Problem statement – Pick out each line in these entries that contains the string "them".

Collected data entries –

* * * *

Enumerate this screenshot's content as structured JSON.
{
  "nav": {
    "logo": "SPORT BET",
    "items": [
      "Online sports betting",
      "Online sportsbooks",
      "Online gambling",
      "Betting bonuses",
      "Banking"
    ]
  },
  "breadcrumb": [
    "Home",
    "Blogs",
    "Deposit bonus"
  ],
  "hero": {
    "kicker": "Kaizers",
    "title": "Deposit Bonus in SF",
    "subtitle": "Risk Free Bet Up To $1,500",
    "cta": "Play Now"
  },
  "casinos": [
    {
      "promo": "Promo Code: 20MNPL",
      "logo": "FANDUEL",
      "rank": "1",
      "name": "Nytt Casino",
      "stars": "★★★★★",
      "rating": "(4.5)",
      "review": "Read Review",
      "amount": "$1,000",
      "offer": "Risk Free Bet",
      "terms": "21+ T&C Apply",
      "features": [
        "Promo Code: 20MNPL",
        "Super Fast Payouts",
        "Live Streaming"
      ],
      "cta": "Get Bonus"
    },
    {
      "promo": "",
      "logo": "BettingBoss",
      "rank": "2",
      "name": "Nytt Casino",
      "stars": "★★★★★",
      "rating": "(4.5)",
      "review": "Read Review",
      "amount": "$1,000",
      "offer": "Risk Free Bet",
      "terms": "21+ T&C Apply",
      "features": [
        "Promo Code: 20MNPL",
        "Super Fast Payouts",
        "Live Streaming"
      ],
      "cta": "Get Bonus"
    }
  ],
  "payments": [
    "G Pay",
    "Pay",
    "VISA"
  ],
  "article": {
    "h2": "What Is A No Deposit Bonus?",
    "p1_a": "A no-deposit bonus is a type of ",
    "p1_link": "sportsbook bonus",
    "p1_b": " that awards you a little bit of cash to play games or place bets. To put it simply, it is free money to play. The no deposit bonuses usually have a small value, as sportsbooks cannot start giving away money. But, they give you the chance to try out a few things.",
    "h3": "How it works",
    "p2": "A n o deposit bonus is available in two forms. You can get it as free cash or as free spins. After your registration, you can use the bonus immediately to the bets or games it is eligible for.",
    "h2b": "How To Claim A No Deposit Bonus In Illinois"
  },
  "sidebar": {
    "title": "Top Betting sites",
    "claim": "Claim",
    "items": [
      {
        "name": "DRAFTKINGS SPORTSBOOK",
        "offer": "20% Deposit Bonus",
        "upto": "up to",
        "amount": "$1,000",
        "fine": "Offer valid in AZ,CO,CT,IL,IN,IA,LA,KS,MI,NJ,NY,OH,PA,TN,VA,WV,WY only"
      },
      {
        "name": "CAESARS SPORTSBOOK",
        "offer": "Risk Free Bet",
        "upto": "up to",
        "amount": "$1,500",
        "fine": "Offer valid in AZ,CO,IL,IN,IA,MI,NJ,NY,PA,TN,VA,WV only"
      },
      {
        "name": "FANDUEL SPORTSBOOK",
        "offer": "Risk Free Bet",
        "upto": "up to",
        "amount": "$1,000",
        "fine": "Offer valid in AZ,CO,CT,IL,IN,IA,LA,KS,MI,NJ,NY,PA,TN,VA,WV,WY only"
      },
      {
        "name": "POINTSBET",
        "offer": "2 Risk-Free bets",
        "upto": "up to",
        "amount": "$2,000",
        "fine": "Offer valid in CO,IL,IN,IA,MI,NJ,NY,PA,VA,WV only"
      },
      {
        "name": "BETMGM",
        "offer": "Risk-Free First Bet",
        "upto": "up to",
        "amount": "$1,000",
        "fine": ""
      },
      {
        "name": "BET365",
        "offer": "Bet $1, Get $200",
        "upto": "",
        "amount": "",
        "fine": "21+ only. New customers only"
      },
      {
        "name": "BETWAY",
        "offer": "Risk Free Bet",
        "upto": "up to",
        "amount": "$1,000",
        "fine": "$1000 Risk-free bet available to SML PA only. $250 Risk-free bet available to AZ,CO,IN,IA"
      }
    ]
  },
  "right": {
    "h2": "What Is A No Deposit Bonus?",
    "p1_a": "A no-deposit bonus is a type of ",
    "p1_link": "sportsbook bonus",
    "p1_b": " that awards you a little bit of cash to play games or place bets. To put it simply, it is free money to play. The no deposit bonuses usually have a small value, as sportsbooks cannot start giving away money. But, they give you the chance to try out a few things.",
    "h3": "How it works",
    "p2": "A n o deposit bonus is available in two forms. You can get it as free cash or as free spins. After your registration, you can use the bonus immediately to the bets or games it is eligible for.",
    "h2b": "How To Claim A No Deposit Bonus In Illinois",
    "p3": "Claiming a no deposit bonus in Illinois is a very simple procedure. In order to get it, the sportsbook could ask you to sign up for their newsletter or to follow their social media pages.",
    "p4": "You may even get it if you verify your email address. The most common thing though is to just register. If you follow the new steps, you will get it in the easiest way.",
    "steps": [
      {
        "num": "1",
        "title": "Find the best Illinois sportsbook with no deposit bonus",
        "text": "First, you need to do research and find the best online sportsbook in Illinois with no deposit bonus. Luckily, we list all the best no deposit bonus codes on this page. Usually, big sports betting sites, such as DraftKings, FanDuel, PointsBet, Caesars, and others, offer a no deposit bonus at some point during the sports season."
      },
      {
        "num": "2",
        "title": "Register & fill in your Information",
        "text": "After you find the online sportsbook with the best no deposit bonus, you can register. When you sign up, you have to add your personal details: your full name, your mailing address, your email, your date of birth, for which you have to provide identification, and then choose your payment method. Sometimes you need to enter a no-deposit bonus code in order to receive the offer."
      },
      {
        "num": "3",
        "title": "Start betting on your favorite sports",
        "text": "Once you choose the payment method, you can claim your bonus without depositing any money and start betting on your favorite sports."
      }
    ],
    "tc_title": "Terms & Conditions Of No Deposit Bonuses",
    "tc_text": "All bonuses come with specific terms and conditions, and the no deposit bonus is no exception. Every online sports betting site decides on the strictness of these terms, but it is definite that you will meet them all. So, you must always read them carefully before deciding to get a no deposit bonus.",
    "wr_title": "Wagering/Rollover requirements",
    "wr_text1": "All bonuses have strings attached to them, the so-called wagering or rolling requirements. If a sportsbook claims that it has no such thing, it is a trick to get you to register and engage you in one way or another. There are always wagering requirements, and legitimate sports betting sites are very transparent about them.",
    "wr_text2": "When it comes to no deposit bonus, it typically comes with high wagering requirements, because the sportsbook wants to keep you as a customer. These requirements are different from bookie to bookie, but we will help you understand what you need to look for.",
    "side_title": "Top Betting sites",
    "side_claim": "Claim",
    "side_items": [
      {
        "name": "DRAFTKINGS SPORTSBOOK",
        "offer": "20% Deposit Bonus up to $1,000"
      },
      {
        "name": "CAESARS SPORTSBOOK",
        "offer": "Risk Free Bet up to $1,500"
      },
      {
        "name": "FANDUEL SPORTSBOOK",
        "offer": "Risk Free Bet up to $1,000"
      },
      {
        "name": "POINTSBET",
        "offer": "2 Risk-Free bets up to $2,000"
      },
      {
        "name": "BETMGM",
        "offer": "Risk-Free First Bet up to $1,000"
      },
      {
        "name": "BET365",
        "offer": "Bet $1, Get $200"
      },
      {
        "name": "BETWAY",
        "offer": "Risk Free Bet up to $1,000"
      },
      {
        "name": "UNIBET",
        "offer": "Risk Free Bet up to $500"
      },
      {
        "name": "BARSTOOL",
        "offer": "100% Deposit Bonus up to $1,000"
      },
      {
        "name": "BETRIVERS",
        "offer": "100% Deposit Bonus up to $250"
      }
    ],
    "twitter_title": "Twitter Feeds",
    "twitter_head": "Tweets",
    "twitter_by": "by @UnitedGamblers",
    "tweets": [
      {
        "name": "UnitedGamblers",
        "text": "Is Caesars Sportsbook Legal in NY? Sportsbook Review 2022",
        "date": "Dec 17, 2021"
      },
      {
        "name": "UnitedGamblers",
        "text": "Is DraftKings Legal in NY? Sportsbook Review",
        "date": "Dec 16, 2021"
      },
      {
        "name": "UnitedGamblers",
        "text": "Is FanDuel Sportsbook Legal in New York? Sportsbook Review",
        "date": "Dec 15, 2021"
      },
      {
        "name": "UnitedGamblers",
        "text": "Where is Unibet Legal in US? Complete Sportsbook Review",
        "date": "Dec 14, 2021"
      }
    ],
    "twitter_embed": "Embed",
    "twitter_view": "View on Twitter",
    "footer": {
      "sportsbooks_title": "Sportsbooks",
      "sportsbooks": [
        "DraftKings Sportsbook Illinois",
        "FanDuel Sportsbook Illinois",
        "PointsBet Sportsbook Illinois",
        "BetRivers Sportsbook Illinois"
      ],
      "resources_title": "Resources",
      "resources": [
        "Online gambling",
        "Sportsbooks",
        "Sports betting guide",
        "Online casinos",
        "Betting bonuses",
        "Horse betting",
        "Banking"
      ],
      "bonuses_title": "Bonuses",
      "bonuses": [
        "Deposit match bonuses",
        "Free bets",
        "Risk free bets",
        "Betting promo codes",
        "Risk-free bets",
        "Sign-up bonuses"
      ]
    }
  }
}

* * * *

The completed task –
    "tc_text": "All bonuses come with specific terms and conditions, and the no deposit bonus is no exception. Every online sports betting site decides on the strictness of these terms, but it is definite that you will meet them all. So, you must always read them carefully before deciding to get a no deposit bonus.",
    "wr_text1": "All bonuses have strings attached to them, the so-called wagering or rolling requirements. If a sportsbook claims that it has no such thing, it is a trick to get you to register and engage you in one way or another. There are always wagering requirements, and legitimate sports betting sites are very transparent about them.",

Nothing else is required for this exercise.